▶ _DO THIS_: Copy every line that mentions the word "content".

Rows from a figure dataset
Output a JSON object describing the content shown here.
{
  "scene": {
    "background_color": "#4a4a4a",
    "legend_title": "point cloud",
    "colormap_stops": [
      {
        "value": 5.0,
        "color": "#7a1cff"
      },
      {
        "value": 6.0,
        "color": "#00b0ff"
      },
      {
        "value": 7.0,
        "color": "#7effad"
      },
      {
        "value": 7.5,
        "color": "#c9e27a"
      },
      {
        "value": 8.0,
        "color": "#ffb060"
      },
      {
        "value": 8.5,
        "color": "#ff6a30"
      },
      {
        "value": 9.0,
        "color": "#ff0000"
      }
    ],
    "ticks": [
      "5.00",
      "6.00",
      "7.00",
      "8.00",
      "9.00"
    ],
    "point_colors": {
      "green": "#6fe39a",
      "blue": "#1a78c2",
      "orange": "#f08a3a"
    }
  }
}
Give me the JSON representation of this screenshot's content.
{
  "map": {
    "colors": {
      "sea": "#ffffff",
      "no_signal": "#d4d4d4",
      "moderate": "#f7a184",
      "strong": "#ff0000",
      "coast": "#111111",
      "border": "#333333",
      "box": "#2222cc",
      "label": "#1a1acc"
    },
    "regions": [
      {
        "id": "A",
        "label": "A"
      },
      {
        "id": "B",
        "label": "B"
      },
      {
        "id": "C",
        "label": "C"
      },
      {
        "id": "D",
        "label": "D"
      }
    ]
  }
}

▶ _FINAL ANSWER_:
Output a JSON object describing the content shown here.
Give me the JSON representation of this screenshot's content.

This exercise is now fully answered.